Stored data

----

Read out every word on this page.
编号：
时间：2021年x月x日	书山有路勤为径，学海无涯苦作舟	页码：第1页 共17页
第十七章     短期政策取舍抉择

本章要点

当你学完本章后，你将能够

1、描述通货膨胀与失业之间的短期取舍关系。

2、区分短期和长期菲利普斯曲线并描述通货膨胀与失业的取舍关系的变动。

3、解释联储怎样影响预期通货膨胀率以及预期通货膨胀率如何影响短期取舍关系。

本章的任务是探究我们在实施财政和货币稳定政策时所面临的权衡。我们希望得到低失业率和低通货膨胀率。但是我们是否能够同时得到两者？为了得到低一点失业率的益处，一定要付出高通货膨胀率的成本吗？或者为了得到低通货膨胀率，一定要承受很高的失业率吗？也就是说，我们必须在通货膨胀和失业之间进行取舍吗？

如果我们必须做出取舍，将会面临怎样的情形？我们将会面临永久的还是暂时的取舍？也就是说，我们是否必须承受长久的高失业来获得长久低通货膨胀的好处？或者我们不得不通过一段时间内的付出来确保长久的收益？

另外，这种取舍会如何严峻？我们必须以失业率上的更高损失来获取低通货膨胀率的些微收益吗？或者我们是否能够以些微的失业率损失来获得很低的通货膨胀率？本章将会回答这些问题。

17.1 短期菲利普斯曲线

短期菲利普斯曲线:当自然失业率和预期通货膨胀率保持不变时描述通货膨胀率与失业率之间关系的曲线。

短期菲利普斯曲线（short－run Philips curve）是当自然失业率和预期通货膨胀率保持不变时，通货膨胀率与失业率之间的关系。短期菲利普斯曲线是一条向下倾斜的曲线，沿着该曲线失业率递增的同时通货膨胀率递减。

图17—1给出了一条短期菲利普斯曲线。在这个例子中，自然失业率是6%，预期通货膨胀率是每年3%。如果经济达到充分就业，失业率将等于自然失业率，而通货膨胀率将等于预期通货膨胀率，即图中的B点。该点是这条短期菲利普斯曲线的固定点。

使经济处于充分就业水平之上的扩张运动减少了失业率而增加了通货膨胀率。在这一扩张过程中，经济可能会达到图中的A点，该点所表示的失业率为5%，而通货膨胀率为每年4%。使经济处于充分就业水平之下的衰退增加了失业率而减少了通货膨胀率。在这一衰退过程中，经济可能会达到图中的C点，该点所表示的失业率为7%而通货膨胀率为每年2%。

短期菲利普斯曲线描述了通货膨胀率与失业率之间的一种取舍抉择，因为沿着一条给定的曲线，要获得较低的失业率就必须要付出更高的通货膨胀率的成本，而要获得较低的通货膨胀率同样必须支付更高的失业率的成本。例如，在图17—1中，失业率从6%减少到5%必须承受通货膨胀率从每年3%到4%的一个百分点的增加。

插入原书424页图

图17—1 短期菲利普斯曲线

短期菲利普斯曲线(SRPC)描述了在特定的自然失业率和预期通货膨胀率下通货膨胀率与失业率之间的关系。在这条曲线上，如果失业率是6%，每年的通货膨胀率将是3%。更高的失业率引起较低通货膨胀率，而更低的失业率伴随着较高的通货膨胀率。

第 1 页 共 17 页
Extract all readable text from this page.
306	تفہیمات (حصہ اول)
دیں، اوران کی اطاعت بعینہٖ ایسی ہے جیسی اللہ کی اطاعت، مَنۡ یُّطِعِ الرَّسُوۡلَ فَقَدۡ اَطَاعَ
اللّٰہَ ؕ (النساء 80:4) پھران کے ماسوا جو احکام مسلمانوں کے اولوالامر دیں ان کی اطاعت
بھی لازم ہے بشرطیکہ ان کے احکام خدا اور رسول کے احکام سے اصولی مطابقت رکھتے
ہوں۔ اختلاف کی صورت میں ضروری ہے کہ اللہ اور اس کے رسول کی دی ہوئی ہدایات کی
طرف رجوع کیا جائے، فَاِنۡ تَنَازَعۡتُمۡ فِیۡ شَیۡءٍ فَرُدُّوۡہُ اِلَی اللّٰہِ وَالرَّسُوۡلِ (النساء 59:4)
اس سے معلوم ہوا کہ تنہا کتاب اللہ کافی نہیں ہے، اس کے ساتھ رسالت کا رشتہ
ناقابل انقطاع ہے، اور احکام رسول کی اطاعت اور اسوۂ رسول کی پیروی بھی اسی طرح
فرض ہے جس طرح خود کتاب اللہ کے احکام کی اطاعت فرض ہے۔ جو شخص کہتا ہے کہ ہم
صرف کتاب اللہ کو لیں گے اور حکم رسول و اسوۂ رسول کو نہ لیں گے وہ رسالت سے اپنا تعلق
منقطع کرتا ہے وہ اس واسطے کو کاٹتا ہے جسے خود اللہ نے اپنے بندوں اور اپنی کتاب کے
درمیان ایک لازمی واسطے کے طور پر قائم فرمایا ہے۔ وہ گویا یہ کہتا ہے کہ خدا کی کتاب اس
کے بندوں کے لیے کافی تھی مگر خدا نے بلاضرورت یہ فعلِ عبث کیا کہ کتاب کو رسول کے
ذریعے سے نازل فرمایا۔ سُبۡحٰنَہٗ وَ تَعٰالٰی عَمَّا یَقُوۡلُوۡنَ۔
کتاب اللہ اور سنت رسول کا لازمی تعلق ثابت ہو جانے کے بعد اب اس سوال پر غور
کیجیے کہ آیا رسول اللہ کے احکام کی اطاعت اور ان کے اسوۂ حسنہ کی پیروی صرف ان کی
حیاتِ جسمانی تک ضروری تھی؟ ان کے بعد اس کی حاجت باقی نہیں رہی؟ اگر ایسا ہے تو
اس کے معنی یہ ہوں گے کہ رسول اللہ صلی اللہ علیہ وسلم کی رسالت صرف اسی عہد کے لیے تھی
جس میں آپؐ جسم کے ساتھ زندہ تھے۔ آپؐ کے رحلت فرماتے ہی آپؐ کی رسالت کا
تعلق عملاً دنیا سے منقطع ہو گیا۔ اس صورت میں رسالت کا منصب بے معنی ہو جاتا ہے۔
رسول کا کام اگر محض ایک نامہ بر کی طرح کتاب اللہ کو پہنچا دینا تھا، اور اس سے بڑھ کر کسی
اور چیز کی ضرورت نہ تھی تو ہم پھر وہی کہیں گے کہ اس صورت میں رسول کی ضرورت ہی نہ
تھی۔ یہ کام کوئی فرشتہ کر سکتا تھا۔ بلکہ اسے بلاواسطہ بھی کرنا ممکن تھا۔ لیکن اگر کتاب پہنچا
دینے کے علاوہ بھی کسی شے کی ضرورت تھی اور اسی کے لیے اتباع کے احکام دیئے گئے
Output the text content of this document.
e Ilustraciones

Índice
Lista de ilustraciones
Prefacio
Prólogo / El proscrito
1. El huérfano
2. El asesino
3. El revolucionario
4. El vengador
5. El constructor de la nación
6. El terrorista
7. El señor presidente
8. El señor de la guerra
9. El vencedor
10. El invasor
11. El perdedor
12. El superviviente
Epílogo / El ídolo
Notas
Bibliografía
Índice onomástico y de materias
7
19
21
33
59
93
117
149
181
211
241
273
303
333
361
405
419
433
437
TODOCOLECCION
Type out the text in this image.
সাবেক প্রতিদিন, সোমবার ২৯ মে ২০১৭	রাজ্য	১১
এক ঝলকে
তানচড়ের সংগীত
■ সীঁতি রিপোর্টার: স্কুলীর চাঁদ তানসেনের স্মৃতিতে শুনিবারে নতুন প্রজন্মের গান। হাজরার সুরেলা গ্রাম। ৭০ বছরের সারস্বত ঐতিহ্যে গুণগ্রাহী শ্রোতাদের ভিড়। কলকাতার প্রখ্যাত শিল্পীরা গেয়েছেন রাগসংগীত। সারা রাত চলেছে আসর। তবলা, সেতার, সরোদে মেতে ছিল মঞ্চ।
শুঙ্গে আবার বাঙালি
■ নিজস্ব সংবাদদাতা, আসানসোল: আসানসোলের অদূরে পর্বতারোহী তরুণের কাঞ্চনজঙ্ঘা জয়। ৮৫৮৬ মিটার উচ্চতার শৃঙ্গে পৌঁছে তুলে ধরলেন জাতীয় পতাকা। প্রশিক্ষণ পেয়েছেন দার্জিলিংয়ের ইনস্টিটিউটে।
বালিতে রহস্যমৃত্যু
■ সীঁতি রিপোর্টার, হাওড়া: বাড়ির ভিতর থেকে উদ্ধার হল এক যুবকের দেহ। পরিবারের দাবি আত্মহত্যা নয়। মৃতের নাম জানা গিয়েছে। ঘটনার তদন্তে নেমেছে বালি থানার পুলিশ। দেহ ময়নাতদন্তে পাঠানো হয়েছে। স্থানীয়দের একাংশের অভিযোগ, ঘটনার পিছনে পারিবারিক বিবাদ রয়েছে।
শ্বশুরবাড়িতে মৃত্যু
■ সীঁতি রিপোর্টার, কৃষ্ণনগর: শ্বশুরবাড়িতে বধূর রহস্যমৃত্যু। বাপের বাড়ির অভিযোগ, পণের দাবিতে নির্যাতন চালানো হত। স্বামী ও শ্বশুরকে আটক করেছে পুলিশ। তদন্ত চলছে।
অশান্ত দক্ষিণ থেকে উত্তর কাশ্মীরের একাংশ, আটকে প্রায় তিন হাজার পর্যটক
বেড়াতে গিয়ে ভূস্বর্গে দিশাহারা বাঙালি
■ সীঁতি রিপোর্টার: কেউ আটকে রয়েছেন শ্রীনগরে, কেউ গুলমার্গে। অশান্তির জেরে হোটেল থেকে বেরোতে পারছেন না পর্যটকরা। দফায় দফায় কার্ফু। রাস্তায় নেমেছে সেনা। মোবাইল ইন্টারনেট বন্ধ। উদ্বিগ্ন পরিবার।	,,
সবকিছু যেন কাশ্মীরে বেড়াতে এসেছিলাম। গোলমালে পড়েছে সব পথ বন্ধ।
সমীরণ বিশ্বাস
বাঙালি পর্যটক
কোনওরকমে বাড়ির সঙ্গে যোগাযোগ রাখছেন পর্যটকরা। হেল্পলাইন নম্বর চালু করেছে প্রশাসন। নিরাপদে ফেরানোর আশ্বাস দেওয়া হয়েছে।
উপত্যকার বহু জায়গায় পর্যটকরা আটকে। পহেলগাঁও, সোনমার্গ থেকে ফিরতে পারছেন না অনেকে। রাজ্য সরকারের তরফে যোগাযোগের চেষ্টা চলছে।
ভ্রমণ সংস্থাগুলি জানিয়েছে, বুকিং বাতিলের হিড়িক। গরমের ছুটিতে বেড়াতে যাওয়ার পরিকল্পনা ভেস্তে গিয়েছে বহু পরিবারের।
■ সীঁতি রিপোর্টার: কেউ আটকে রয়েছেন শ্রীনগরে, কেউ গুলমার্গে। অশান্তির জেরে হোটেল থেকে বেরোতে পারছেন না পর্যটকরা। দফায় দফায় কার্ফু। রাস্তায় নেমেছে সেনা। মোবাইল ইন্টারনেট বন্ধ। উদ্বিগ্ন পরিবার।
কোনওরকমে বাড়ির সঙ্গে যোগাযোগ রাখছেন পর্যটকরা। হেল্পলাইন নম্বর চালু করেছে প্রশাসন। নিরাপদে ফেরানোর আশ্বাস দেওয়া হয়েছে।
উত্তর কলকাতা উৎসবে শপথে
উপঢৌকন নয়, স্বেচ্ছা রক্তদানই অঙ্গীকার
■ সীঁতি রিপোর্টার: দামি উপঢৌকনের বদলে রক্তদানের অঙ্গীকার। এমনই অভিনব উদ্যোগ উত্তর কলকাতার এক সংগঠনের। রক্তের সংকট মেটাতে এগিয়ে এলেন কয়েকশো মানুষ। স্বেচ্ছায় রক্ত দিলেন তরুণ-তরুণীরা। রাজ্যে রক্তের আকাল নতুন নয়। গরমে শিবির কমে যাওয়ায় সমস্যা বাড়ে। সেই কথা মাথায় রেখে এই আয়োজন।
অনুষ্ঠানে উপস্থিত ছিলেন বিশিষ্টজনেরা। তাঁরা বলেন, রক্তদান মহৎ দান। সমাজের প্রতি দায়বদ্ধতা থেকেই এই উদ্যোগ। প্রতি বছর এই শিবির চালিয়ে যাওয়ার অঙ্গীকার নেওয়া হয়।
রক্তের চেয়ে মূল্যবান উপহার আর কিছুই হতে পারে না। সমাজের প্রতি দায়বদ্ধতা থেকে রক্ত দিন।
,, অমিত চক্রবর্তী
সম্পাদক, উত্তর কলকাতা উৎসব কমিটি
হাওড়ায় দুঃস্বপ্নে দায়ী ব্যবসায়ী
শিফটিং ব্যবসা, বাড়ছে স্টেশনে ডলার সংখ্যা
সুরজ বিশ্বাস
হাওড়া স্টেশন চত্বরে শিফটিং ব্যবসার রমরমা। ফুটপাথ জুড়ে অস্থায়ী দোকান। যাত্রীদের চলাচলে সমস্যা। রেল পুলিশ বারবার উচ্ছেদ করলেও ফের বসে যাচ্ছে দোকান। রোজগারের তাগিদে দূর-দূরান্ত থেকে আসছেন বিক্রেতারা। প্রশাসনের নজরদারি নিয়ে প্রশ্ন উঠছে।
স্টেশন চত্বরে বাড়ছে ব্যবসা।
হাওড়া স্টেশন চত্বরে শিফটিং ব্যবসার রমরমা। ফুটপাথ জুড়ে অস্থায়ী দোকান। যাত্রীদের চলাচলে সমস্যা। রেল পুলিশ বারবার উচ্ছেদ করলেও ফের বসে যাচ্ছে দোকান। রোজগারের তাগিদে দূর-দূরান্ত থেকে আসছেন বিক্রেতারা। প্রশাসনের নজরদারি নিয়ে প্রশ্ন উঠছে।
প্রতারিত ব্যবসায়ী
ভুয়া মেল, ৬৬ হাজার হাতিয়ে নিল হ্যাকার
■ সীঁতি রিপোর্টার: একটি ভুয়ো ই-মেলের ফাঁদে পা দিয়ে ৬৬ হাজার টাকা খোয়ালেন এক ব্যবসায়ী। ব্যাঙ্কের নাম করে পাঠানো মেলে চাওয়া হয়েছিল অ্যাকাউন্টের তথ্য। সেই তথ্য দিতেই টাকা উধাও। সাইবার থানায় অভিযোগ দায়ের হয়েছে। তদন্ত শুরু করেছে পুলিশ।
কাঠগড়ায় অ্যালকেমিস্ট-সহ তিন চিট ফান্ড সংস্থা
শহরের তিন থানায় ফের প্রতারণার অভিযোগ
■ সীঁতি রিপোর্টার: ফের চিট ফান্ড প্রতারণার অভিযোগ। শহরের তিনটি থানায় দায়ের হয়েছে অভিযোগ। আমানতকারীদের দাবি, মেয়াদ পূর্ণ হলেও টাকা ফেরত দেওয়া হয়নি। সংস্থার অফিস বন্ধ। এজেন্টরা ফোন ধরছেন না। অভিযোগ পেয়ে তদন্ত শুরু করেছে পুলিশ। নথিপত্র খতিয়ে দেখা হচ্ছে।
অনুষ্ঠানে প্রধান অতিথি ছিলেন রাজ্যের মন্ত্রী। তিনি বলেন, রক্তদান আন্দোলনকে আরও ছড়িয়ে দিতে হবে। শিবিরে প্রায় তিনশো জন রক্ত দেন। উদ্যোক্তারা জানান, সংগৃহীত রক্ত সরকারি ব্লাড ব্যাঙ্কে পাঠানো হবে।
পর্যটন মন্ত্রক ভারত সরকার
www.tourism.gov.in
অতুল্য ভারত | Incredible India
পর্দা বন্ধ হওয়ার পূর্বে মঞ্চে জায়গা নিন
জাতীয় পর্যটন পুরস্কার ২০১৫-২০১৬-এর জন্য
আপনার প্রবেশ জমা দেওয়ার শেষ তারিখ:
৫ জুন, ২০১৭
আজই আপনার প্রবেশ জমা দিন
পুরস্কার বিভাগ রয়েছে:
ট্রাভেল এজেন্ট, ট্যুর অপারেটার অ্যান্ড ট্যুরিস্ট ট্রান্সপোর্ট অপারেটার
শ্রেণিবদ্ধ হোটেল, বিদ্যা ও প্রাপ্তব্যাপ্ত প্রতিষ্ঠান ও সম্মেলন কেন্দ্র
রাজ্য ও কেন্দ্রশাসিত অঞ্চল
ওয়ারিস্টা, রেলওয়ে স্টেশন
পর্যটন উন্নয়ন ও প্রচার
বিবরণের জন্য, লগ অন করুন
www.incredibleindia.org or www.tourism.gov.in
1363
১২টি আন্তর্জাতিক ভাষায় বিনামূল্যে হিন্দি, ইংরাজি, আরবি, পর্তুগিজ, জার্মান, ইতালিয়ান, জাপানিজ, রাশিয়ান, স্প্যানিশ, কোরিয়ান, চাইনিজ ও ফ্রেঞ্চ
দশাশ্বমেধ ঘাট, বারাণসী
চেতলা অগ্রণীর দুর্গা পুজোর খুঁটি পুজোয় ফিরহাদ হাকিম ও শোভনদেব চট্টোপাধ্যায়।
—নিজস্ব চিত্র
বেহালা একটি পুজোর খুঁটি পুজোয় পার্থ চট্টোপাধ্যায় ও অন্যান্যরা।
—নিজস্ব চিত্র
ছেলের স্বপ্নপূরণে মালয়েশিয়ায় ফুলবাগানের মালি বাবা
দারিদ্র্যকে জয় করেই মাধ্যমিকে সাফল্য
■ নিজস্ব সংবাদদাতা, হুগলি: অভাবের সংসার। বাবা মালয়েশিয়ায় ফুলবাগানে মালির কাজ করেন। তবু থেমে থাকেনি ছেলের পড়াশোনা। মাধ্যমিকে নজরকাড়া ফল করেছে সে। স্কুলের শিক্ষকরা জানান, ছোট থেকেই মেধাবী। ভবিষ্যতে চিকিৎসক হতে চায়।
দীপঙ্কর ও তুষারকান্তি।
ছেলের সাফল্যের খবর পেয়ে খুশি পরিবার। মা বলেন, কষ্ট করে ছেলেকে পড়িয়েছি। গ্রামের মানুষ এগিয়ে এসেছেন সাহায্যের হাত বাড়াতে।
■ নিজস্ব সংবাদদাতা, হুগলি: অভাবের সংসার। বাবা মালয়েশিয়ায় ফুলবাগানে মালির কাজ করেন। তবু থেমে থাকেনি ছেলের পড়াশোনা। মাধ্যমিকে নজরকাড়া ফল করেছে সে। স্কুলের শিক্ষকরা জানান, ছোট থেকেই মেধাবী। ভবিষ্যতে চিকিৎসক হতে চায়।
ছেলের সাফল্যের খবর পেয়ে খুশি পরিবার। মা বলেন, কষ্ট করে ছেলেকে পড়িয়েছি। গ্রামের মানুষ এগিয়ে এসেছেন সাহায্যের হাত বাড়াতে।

----

**Task statement**
Your task is to pick out every line with the string "پہنچا" and copy it.

**Task solution**
رسول کا کام اگر محض ایک نامہ بر کی طرح کتاب اللہ کو پہنچا دینا تھا، اور اس سے بڑھ کر کسی
تھی۔ یہ کام کوئی فرشتہ کر سکتا تھا۔ بلکہ اسے بلاواسطہ بھی کرنا ممکن تھا۔ لیکن اگر کتاب پہنچا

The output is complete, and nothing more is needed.